## Task brief
Could you give the data below again, exactly and completely?

************

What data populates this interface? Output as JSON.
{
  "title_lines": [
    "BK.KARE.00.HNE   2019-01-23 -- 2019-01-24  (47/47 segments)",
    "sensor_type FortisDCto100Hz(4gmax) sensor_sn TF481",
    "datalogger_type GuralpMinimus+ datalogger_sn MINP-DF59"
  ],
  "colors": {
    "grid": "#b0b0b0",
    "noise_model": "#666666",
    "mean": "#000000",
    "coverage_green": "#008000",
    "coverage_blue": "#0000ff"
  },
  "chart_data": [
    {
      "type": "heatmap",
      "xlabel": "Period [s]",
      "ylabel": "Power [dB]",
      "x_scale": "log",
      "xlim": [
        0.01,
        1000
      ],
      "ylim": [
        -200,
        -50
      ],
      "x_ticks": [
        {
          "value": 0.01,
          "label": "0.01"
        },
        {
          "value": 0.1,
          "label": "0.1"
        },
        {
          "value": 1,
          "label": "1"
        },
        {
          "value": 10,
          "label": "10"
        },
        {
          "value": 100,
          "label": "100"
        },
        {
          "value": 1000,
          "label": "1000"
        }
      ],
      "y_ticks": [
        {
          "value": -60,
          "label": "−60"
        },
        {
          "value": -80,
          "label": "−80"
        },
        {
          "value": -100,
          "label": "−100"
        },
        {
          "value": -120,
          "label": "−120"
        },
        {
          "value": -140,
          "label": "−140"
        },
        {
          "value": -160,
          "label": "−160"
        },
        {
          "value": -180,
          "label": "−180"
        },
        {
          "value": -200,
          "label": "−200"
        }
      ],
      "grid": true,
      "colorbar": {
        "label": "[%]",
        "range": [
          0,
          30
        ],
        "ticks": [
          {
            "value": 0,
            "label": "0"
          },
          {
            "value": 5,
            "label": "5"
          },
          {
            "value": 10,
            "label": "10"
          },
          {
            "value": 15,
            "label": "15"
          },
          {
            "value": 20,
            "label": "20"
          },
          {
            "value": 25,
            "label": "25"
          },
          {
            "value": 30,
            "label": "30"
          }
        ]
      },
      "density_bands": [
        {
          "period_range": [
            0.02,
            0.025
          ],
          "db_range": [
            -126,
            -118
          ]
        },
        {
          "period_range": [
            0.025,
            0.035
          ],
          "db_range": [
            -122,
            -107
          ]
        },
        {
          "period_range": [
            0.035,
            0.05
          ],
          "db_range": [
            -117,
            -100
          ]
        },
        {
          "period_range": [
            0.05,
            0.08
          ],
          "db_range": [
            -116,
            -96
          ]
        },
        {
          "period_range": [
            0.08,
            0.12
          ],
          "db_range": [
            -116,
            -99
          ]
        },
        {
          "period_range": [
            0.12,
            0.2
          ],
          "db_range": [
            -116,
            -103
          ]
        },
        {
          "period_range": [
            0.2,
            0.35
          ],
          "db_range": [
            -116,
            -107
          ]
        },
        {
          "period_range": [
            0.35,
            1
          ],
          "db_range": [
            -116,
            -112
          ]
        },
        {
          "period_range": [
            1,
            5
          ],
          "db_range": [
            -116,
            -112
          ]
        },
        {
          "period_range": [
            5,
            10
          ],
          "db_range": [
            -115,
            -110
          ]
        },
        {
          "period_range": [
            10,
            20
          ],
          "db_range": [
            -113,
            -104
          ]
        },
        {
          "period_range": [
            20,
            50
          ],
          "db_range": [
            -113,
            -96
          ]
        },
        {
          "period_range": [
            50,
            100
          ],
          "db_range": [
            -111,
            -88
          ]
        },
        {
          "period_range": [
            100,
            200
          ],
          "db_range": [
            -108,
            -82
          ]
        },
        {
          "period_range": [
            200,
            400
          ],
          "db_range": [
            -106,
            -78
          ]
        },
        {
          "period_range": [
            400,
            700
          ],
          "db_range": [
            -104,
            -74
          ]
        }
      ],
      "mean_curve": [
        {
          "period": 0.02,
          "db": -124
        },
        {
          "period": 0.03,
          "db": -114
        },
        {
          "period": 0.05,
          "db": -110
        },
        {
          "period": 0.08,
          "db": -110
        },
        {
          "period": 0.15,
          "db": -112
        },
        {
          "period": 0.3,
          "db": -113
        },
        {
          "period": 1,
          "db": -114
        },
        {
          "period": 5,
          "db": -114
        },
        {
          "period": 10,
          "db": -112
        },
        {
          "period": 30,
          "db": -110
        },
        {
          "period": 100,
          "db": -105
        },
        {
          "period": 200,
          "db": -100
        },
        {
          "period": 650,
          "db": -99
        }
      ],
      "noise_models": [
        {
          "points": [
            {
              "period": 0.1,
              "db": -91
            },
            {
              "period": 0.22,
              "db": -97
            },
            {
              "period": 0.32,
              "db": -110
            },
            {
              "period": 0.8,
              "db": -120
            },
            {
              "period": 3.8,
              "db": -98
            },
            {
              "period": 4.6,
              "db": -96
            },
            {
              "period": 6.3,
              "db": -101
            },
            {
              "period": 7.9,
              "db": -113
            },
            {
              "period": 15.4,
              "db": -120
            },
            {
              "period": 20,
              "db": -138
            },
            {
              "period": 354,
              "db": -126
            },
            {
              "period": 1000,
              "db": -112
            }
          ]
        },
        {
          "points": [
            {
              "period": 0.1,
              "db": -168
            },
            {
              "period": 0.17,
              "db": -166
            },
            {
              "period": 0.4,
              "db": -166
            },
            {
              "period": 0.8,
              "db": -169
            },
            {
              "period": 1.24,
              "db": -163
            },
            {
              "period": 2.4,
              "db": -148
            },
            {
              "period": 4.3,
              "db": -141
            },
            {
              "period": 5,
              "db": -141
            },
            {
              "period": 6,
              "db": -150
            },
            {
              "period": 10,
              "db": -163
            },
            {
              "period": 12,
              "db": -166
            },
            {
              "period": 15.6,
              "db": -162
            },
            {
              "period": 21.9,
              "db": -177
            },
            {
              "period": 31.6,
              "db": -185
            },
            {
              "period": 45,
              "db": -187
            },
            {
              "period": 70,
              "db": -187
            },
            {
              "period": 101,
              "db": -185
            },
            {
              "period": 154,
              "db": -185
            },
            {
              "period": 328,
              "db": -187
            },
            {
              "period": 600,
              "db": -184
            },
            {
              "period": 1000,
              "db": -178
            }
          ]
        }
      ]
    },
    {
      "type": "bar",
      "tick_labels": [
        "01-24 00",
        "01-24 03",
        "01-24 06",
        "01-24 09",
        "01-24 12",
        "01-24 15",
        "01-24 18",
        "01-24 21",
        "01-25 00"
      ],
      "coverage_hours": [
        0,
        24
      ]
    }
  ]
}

************

## Exercise output
What data populates this interface? Output as JSON.
{
  "title_lines": [
    "BK.KARE.00.HNE   2019-01-23 -- 2019-01-24  (47/47 segments)",
    "sensor_type FortisDCto100Hz(4gmax) sensor_sn TF481",
    "datalogger_type GuralpMinimus+ datalogger_sn MINP-DF59"
  ],
  "colors": {
    "grid": "#b0b0b0",
    "noise_model": "#666666",
    "mean": "#000000",
    "coverage_green": "#008000",
    "coverage_blue": "#0000ff"
  },
  "chart_data": [
    {
      "type": "heatmap",
      "xlabel": "Period [s]",
      "ylabel": "Power [dB]",
      "x_scale": "log",
      "xlim": [
        0.01,
        1000
      ],
      "ylim": [
        -200,
        -50
      ],
      "x_ticks": [
        {
          "value": 0.01,
          "label": "0.01"
        },
        {
          "value": 0.1,
          "label": "0.1"
        },
        {
          "value": 1,
          "label": "1"
        },
        {
          "value": 10,
          "label": "10"
        },
        {
          "value": 100,
          "label": "100"
        },
        {
          "value": 1000,
          "label": "1000"
        }
      ],
      "y_ticks": [
        {
          "value": -60,
          "label": "−60"
        },
        {
          "value": -80,
          "label": "−80"
        },
        {
          "value": -100,
          "label": "−100"
        },
        {
          "value": -120,
          "label": "−120"
        },
        {
          "value": -140,
          "label": "−140"
        },
        {
          "value": -160,
          "label": "−160"
        },
        {
          "value": -180,
          "label": "−180"
        },
        {
          "value": -200,
          "label": "−200"
        }
      ],
      "grid": true,
      "colorbar": {
        "label": "[%]",
        "range": [
          0,
          30
        ],
        "ticks": [
          {
            "value": 0,
            "label": "0"
          },
          {
            "value": 5,
            "label": "5"
          },
          {
            "value": 10,
            "label": "10"
          },
          {
            "value": 15,
            "label": "15"
          },
          {
            "value": 20,
            "label": "20"
          },
          {
            "value": 25,
            "label": "25"
          },
          {
            "value": 30,
            "label": "30"
          }
        ]
      },
      "density_bands": [
        {
          "period_range": [
            0.02,
            0.025
          ],
          "db_range": [
            -126,
            -118
          ]
        },
        {
          "period_range": [
            0.025,
            0.035
          ],
          "db_range": [
            -122,
            -107
          ]
        },
        {
          "period_range": [
            0.035,
            0.05
          ],
          "db_range": [
            -117,
            -100
          ]
        },
        {
          "period_range": [
            0.05,
            0.08
          ],
          "db_range": [
            -116,
            -96
          ]
        },
        {
          "period_range": [
            0.08,
            0.12
          ],
          "db_range": [
            -116,
            -99
          ]
        },
        {
          "period_range": [
            0.12,
            0.2
          ],
          "db_range": [
            -116,
            -103
          ]
        },
        {
          "period_range": [
            0.2,
            0.35
          ],
          "db_range": [
            -116,
            -107
          ]
        },
        {
          "period_range": [
            0.35,
            1
          ],
          "db_range": [
            -116,
            -112
          ]
        },
        {
          "period_range": [
            1,
            5
          ],
          "db_range": [
            -116,
            -112
          ]
        },
        {
          "period_range": [
            5,
            10
          ],
          "db_range": [
            -115,
            -110
          ]
        },
        {
          "period_range": [
            10,
            20
          ],
          "db_range": [
            -113,
            -104
          ]
        },
        {
          "period_range": [
            20,
            50
          ],
          "db_range": [
            -113,
            -96
          ]
        },
        {
          "period_range": [
            50,
            100
          ],
          "db_range": [
            -111,
            -88
          ]
        },
        {
          "period_range": [
            100,
            200
          ],
          "db_range": [
            -108,
            -82
          ]
        },
        {
          "period_range": [
            200,
            400
          ],
          "db_range": [
            -106,
            -78
          ]
        },
        {
          "period_range": [
            400,
            700
          ],
          "db_range": [
            -104,
            -74
          ]
        }
      ],
      "mean_curve": [
        {
          "period": 0.02,
          "db": -124
        },
        {
          "period": 0.03,
          "db": -114
        },
        {
          "period": 0.05,
          "db": -110
        },
        {
          "period": 0.08,
          "db": -110
        },
        {
          "period": 0.15,
          "db": -112
        },
        {
          "period": 0.3,
          "db": -113
        },
        {
          "period": 1,
          "db": -114
        },
        {
          "period": 5,
          "db": -114
        },
        {
          "period": 10,
          "db": -112
        },
        {
          "period": 30,
          "db": -110
        },
        {
          "period": 100,
          "db": -105
        },
        {
          "period": 200,
          "db": -100
        },
        {
          "period": 650,
          "db": -99
        }
      ],
      "noise_models": [
        {
          "points": [
            {
              "period": 0.1,
              "db": -91
            },
            {
              "period": 0.22,
              "db": -97
            },
            {
              "period": 0.32,
              "db": -110
            },
            {
              "period": 0.8,
              "db": -120
            },
            {
              "period": 3.8,
              "db": -98
            },
            {
              "period": 4.6,
              "db": -96
            },
            {
              "period": 6.3,
              "db": -101
            },
            {
              "period": 7.9,
              "db": -113
            },
            {
              "period": 15.4,
              "db": -120
            },
            {
              "period": 20,
              "db": -138
            },
            {
              "period": 354,
              "db": -126
            },
            {
              "period": 1000,
              "db": -112
            }
          ]
        },
        {
          "points": [
            {
              "period": 0.1,
              "db": -168
            },
            {
              "period": 0.17,
              "db": -166
            },
            {
              "period": 0.4,
              "db": -166
            },
            {
              "period": 0.8,
              "db": -169
            },
            {
              "period": 1.24,
              "db": -163
            },
            {
              "period": 2.4,
              "db": -148
            },
            {
              "period": 4.3,
              "db": -141
            },
            {
              "period": 5,
              "db": -141
            },
            {
              "period": 6,
              "db": -150
            },
            {
              "period": 10,
              "db": -163
            },
            {
              "period": 12,
              "db": -166
            },
            {
              "period": 15.6,
              "db": -162
            },
            {
              "period": 21.9,
              "db": -177
            },
            {
              "period": 31.6,
              "db": -185
            },
            {
              "period": 45,
              "db": -187
            },
            {
              "period": 70,
              "db": -187
            },
            {
              "period": 101,
              "db": -185
            },
            {
              "period": 154,
              "db": -185
            },
            {
              "period": 328,
              "db": -187
            },
            {
              "period": 600,
              "db": -184
            },
            {
              "period": 1000,
              "db": -178
            }
          ]
        }
      ]
    },
    {
      "type": "bar",
      "tick_labels": [
        "01-24 00",
        "01-24 03",
        "01-24 06",
        "01-24 09",
        "01-24 12",
        "01-24 15",
        "01-24 18",
        "01-24 21",
        "01-25 00"
      ],
      "coverage_hours": [
        0,
        24
      ]
    }
  ]
}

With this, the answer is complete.